# INSTRUCTIONS TO FOLLOW
In the copy, include every entry exactly but none of the pictures.

Collected data:

......

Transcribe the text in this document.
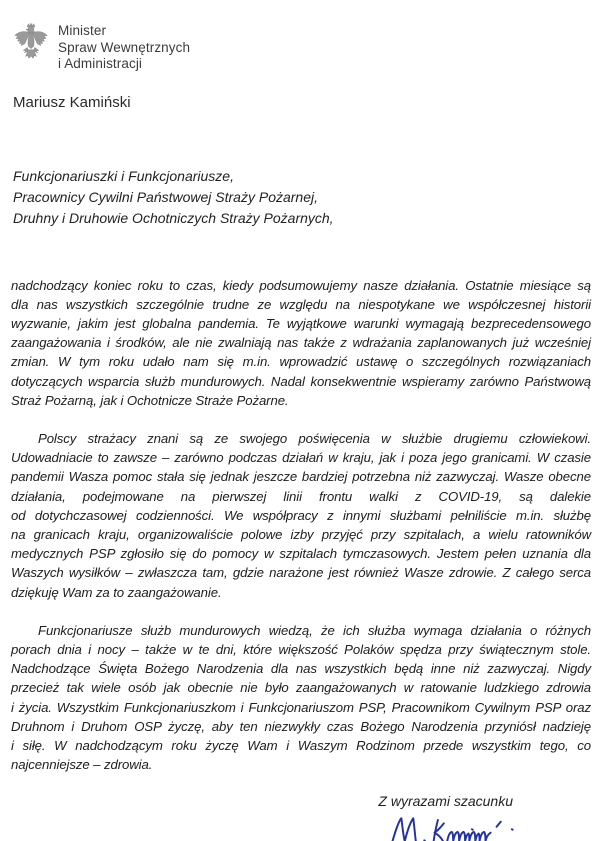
Minister
Spraw Wewnętrznych
i Administracji
Mariusz Kamiński
Funkcjonariuszki i Funkcjonariusze,
Pracownicy Cywilni Państwowej Straży Pożarnej,
Druhny i Druhowie Ochotniczych Straży Pożarnych,
nadchodzący koniec roku to czas, kiedy podsumowujemy nasze działania. Ostatnie miesiące są
dla nas wszystkich szczególnie trudne ze względu na niespotykane we współczesnej historii
wyzwanie, jakim jest globalna pandemia. Te wyjątkowe warunki wymagają bezprecedensowego
zaangażowania i środków, ale nie zwalniają nas także z wdrażania zaplanowanych już wcześniej
zmian. W tym roku udało nam się m.in. wprowadzić ustawę o szczególnych rozwiązaniach
dotyczących wsparcia służb mundurowych. Nadal konsekwentnie wspieramy zarówno Państwową
Straż Pożarną, jak i Ochotnicze Straże Pożarne.
Polscy strażacy znani są ze swojego poświęcenia w służbie drugiemu człowiekowi.
Udowadniacie to zawsze – zarówno podczas działań w kraju, jak i poza jego granicami. W czasie
pandemii Wasza pomoc stała się jednak jeszcze bardziej potrzebna niż zazwyczaj. Wasze obecne
działania, podejmowane na pierwszej linii frontu walki z COVID-19, są dalekie
od dotychczasowej codzienności. We współpracy z innymi służbami pełniliście m.in. służbę
na granicach kraju, organizowaliście polowe izby przyjęć przy szpitalach, a wielu ratowników
medycznych PSP zgłosiło się do pomocy w szpitalach tymczasowych. Jestem pełen uznania dla
Waszych wysiłków – zwłaszcza tam, gdzie narażone jest również Wasze zdrowie. Z całego serca
dziękuję Wam za to zaangażowanie.
Funkcjonariusze służb mundurowych wiedzą, że ich służba wymaga działania o różnych
porach dnia i nocy – także w te dni, które większość Polaków spędza przy świątecznym stole.
Nadchodzące Święta Bożego Narodzenia dla nas wszystkich będą inne niż zazwyczaj. Nigdy
przecież tak wiele osób jak obecnie nie było zaangażowanych w ratowanie ludzkiego zdrowia
i życia. Wszystkim Funkcjonariuszkom i Funkcjonariuszom PSP, Pracownikom Cywilnym PSP oraz
Druhnom i Druhom OSP życzę, aby ten niezwykły czas Bożego Narodzenia przyniósł nadzieję
i siłę. W nadchodzącym roku życzę Wam i Waszym Rodzinom przede wszystkim tego, co
najcenniejsze – zdrowia.
Z wyrazami szacunku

......

# FINISHED ANSWER
Transcribe the text in this document.
Minister
Spraw Wewnętrznych
i Administracji
Mariusz Kamiński
Funkcjonariuszki i Funkcjonariusze,
Pracownicy Cywilni Państwowej Straży Pożarnej,
Druhny i Druhowie Ochotniczych Straży Pożarnych,
nadchodzący koniec roku to czas, kiedy podsumowujemy nasze działania. Ostatnie miesiące są
dla nas wszystkich szczególnie trudne ze względu na niespotykane we współczesnej historii
wyzwanie, jakim jest globalna pandemia. Te wyjątkowe warunki wymagają bezprecedensowego
zaangażowania i środków, ale nie zwalniają nas także z wdrażania zaplanowanych już wcześniej
zmian. W tym roku udało nam się m.in. wprowadzić ustawę o szczególnych rozwiązaniach
dotyczących wsparcia służb mundurowych. Nadal konsekwentnie wspieramy zarówno Państwową
Straż Pożarną, jak i Ochotnicze Straże Pożarne.
Polscy strażacy znani są ze swojego poświęcenia w służbie drugiemu człowiekowi.
Udowadniacie to zawsze – zarówno podczas działań w kraju, jak i poza jego granicami. W czasie
pandemii Wasza pomoc stała się jednak jeszcze bardziej potrzebna niż zazwyczaj. Wasze obecne
działania, podejmowane na pierwszej linii frontu walki z COVID-19, są dalekie
od dotychczasowej codzienności. We współpracy z innymi służbami pełniliście m.in. służbę
na granicach kraju, organizowaliście polowe izby przyjęć przy szpitalach, a wielu ratowników
medycznych PSP zgłosiło się do pomocy w szpitalach tymczasowych. Jestem pełen uznania dla
Waszych wysiłków – zwłaszcza tam, gdzie narażone jest również Wasze zdrowie. Z całego serca
dziękuję Wam za to zaangażowanie.
Funkcjonariusze służb mundurowych wiedzą, że ich służba wymaga działania o różnych
porach dnia i nocy – także w te dni, które większość Polaków spędza przy świątecznym stole.
Nadchodzące Święta Bożego Narodzenia dla nas wszystkich będą inne niż zazwyczaj. Nigdy
przecież tak wiele osób jak obecnie nie było zaangażowanych w ratowanie ludzkiego zdrowia
i życia. Wszystkim Funkcjonariuszkom i Funkcjonariuszom PSP, Pracownikom Cywilnym PSP oraz
Druhnom i Druhom OSP życzę, aby ten niezwykły czas Bożego Narodzenia przyniósł nadzieję
i siłę. W nadchodzącym roku życzę Wam i Waszym Rodzinom przede wszystkim tego, co
najcenniejsze – zdrowia.
Z wyrazami szacunku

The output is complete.